Keep only the lines that hold the string "their", filtering out the rest of the entries below.

(Extracted data entries)
◇ ◇ ◇ ◇
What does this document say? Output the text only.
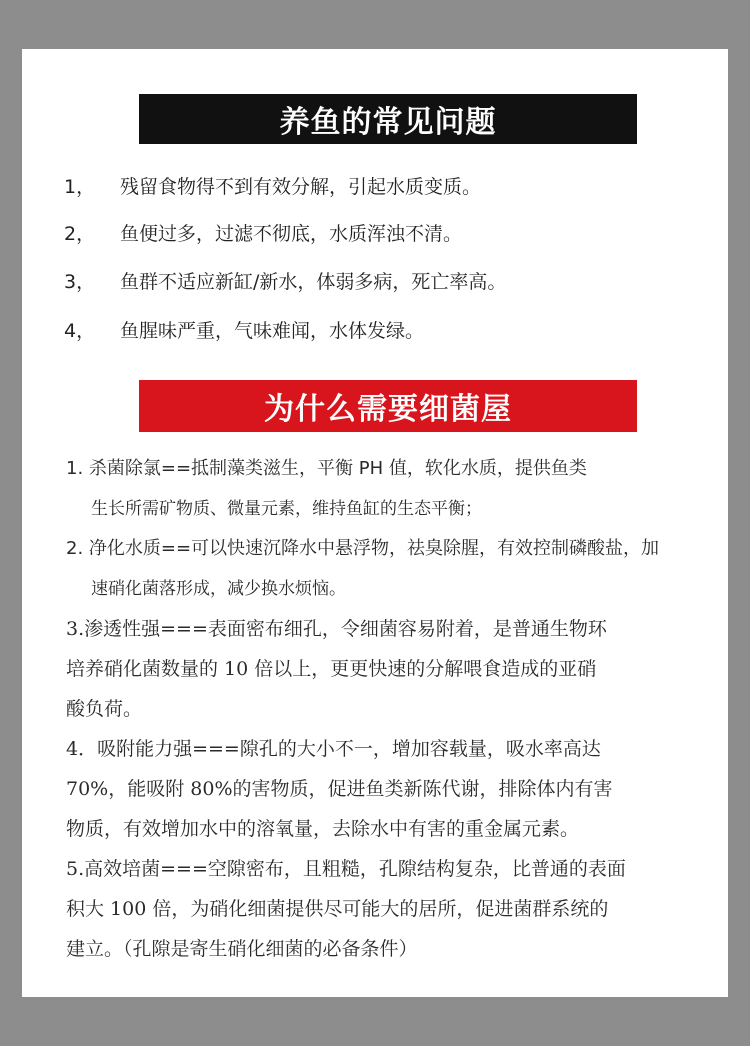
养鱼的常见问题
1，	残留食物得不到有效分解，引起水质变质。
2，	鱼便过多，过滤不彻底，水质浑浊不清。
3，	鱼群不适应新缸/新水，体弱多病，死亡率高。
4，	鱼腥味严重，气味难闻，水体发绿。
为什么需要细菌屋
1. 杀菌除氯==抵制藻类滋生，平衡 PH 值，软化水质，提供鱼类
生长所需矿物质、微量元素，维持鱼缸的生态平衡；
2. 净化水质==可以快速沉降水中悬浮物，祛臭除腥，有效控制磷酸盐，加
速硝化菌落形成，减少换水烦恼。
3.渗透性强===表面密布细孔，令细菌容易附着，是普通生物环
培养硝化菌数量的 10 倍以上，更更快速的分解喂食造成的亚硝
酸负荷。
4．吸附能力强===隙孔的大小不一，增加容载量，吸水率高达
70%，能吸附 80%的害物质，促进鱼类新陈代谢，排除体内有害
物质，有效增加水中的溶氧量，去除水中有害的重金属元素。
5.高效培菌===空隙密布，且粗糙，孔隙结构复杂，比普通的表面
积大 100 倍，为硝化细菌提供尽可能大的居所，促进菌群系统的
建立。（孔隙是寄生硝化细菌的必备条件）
◇ ◇ ◇ ◇
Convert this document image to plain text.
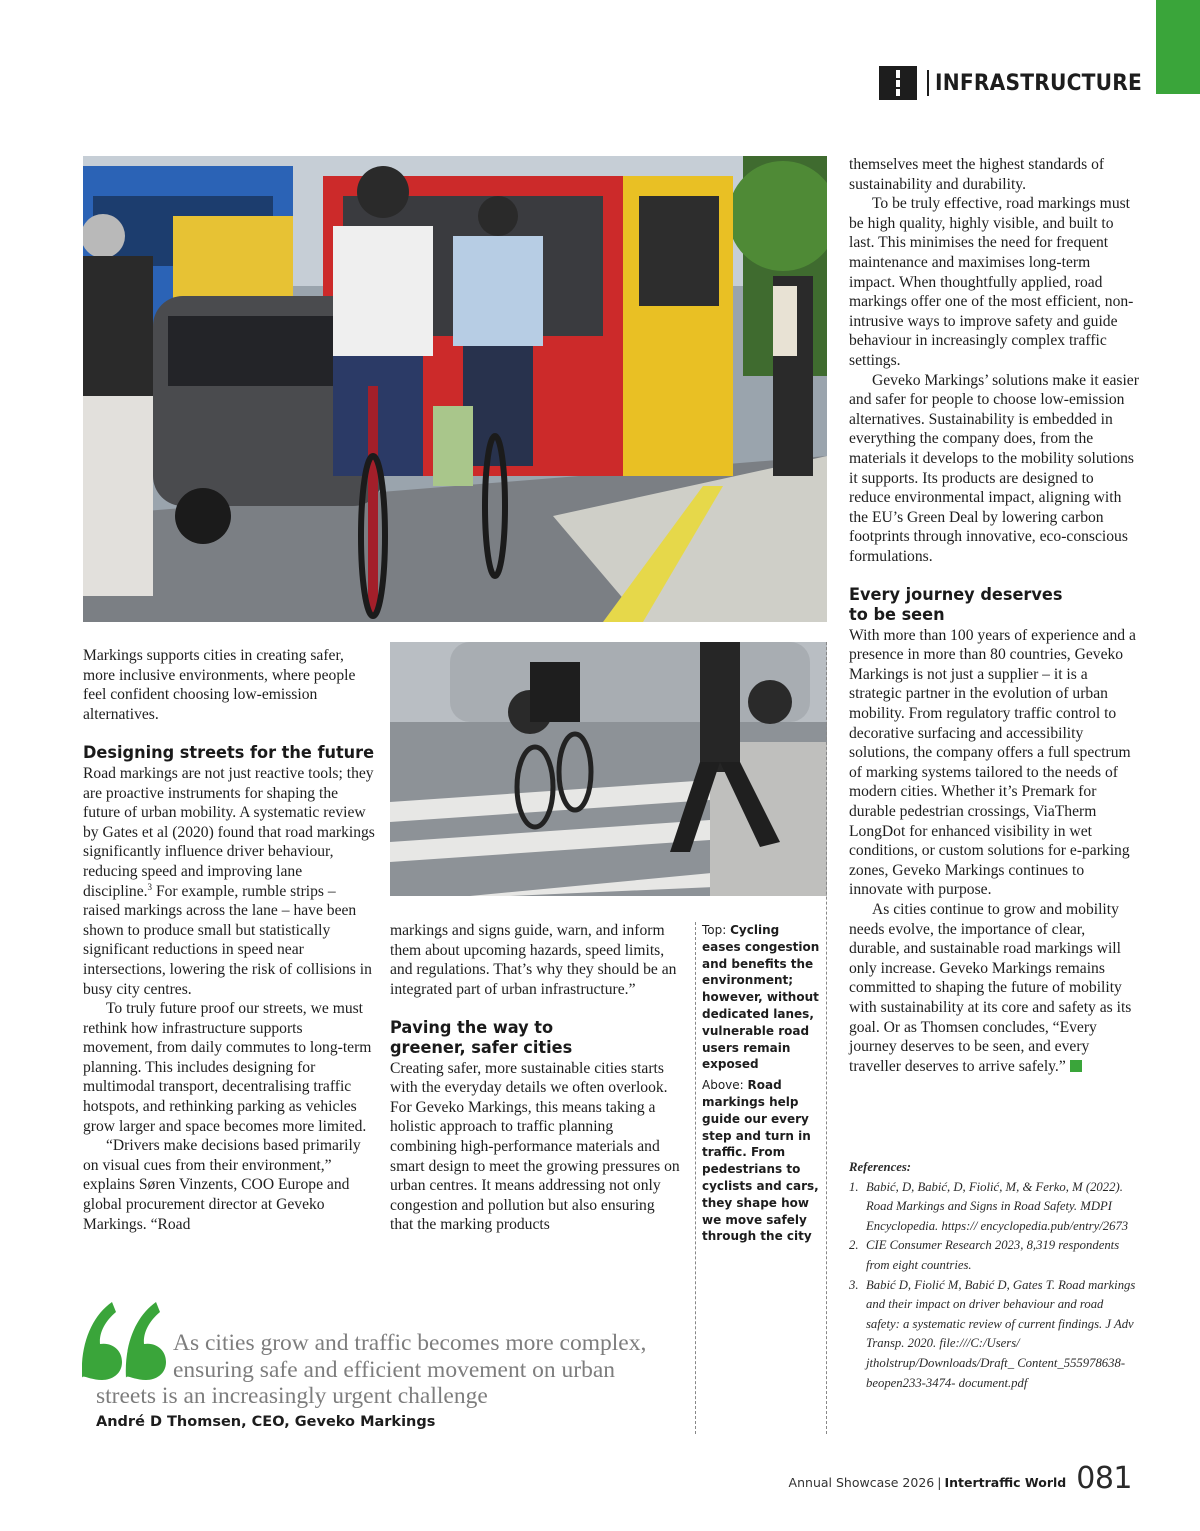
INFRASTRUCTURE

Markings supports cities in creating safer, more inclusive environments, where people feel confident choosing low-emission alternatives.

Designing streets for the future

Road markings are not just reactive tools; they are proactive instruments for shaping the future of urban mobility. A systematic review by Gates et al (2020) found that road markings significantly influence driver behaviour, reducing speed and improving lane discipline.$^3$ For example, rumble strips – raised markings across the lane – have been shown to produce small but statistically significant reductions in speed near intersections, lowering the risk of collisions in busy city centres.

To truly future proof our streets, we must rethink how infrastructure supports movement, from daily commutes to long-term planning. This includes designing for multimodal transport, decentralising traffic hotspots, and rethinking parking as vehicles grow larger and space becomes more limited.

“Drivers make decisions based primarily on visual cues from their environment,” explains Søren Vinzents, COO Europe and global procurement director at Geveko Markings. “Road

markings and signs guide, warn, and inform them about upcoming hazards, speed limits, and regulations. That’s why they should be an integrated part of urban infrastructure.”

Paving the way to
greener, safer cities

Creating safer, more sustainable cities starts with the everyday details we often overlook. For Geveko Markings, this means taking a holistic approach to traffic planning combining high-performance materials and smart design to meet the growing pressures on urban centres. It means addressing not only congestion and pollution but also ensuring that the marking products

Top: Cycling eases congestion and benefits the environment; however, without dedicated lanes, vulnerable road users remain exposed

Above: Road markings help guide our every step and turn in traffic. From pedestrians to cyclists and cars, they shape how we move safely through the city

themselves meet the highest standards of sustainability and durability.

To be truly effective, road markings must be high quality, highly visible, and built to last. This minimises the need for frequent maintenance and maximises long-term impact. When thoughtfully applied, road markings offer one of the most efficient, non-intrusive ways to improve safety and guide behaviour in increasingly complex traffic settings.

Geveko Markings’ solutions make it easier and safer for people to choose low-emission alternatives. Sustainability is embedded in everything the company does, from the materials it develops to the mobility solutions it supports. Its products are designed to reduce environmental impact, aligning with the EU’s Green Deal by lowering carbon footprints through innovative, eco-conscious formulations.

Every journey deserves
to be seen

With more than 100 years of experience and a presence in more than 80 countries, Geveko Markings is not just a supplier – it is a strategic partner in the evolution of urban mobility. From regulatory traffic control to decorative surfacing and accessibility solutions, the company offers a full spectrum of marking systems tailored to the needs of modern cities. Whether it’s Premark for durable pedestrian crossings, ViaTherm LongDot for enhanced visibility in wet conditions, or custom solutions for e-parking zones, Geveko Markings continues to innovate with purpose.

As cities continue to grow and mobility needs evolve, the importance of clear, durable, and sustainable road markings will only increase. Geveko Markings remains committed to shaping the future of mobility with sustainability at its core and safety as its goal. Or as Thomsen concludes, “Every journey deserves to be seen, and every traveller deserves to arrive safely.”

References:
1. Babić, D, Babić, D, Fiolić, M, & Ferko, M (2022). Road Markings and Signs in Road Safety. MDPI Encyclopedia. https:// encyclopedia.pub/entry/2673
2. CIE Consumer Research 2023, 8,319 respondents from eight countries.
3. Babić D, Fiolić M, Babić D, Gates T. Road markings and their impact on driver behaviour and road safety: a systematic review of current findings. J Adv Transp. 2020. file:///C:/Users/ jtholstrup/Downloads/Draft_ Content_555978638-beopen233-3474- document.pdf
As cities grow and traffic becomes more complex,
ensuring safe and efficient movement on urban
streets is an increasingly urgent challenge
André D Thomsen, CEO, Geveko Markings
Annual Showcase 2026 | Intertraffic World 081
◇ ◇ ◇ ◇
### Task response
“Drivers make decisions based primarily on visual cues from their environment,” explains Søren Vinzents, COO Europe and global procurement director at Geveko Markings. “Road
3. Babić D, Fiolić M, Babić D, Gates T. Road markings and their impact on driver behaviour and road safety: a systematic review of current findings. J Adv Transp. 2020. file:///C:/Users/ jtholstrup/Downloads/Draft_ Content_555978638-beopen233-3474- document.pdf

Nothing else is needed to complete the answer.